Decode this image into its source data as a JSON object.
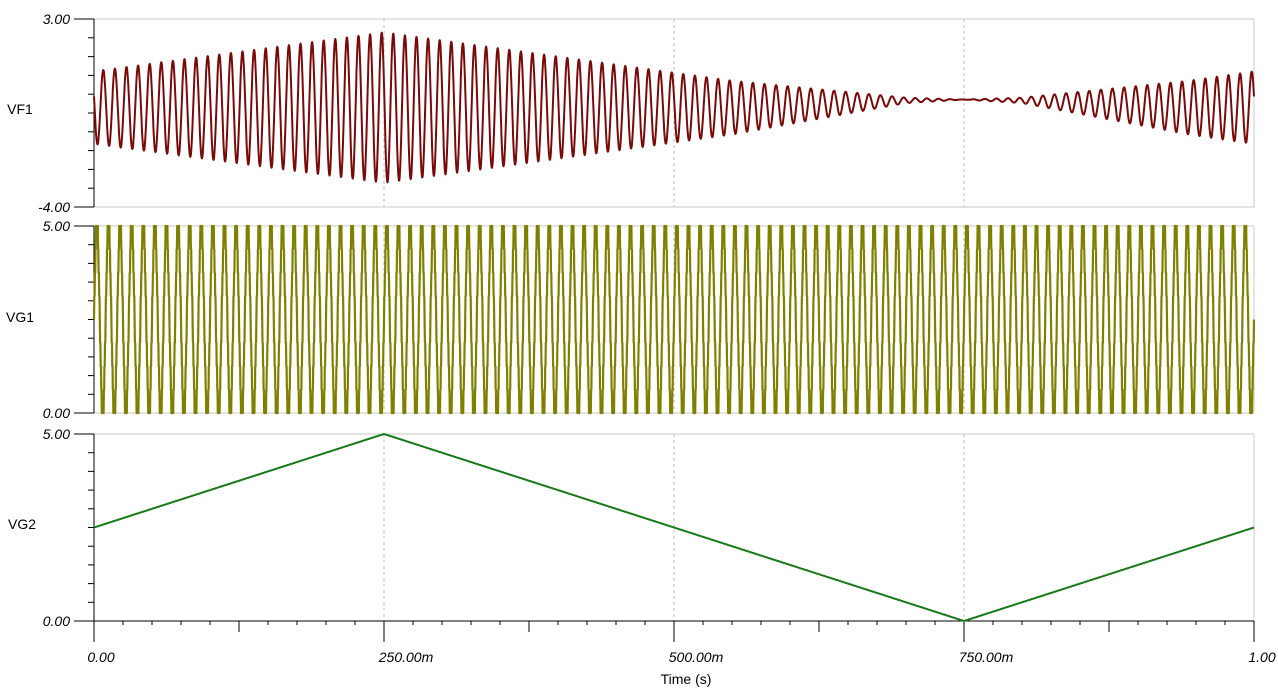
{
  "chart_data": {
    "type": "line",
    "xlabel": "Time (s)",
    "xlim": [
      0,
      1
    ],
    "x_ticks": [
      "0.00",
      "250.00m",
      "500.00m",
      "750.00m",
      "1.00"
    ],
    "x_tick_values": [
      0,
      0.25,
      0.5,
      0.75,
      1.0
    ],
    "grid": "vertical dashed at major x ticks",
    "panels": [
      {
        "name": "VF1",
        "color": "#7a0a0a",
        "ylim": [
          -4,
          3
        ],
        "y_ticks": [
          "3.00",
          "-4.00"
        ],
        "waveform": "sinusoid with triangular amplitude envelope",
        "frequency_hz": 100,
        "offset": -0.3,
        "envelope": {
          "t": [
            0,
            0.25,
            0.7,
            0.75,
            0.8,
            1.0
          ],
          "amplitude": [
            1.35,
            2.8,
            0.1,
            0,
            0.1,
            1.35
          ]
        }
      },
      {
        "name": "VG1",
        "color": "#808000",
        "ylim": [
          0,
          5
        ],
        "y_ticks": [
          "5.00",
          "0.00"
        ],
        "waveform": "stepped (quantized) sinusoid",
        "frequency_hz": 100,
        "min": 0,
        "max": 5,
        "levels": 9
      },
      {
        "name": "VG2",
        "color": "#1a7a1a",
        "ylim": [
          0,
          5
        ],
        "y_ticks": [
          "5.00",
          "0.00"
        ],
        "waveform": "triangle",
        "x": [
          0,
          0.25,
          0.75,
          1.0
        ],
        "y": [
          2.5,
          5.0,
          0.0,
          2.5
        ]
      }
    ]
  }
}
────────────────────
### WORK TO COMPLETE
Going through the entries above line by line, work out how many lines include the word "waveform". Only the number is required.

### EXERCISE RESULT
3